- Aim
Write out all of the entries exactly, please.

- Listed records
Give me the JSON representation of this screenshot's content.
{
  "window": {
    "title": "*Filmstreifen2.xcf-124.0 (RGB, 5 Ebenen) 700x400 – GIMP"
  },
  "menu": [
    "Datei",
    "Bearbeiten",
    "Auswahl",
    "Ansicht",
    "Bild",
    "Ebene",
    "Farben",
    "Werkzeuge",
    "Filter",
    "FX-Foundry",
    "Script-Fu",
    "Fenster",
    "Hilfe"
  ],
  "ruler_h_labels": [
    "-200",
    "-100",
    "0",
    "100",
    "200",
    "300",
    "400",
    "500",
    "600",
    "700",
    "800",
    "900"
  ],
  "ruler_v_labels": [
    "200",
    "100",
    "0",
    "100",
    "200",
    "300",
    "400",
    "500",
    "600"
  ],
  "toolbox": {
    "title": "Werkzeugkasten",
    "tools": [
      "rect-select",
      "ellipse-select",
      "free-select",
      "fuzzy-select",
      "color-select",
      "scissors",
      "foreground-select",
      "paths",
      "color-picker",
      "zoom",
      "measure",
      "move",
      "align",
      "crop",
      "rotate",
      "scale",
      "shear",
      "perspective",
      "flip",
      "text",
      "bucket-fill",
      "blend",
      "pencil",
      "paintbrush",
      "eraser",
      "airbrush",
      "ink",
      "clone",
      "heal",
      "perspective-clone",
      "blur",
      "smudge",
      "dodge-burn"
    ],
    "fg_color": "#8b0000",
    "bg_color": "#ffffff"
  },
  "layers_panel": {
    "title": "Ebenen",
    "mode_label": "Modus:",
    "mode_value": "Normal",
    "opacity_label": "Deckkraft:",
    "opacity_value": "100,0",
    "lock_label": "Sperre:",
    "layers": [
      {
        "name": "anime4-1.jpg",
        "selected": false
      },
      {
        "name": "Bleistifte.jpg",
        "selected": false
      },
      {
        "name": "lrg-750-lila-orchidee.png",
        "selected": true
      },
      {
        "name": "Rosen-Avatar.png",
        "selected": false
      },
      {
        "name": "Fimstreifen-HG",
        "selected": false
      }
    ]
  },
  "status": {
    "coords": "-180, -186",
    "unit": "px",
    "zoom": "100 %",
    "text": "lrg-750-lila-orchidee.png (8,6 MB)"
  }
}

- Solution for this task
Give me the JSON representation of this screenshot's content.
{
  "window": {
    "title": "*Filmstreifen2.xcf-124.0 (RGB, 5 Ebenen) 700x400 – GIMP"
  },
  "menu": [
    "Datei",
    "Bearbeiten",
    "Auswahl",
    "Ansicht",
    "Bild",
    "Ebene",
    "Farben",
    "Werkzeuge",
    "Filter",
    "FX-Foundry",
    "Script-Fu",
    "Fenster",
    "Hilfe"
  ],
  "ruler_h_labels": [
    "-200",
    "-100",
    "0",
    "100",
    "200",
    "300",
    "400",
    "500",
    "600",
    "700",
    "800",
    "900"
  ],
  "ruler_v_labels": [
    "200",
    "100",
    "0",
    "100",
    "200",
    "300",
    "400",
    "500",
    "600"
  ],
  "toolbox": {
    "title": "Werkzeugkasten",
    "tools": [
      "rect-select",
      "ellipse-select",
      "free-select",
      "fuzzy-select",
      "color-select",
      "scissors",
      "foreground-select",
      "paths",
      "color-picker",
      "zoom",
      "measure",
      "move",
      "align",
      "crop",
      "rotate",
      "scale",
      "shear",
      "perspective",
      "flip",
      "text",
      "bucket-fill",
      "blend",
      "pencil",
      "paintbrush",
      "eraser",
      "airbrush",
      "ink",
      "clone",
      "heal",
      "perspective-clone",
      "blur",
      "smudge",
      "dodge-burn"
    ],
    "fg_color": "#8b0000",
    "bg_color": "#ffffff"
  },
  "layers_panel": {
    "title": "Ebenen",
    "mode_label": "Modus:",
    "mode_value": "Normal",
    "opacity_label": "Deckkraft:",
    "opacity_value": "100,0",
    "lock_label": "Sperre:",
    "layers": [
      {
        "name": "anime4-1.jpg",
        "selected": false
      },
      {
        "name": "Bleistifte.jpg",
        "selected": false
      },
      {
        "name": "lrg-750-lila-orchidee.png",
        "selected": true
      },
      {
        "name": "Rosen-Avatar.png",
        "selected": false
      },
      {
        "name": "Fimstreifen-HG",
        "selected": false
      }
    ]
  },
  "status": {
    "coords": "-180, -186",
    "unit": "px",
    "zoom": "100 %",
    "text": "lrg-750-lila-orchidee.png (8,6 MB)"
  }
}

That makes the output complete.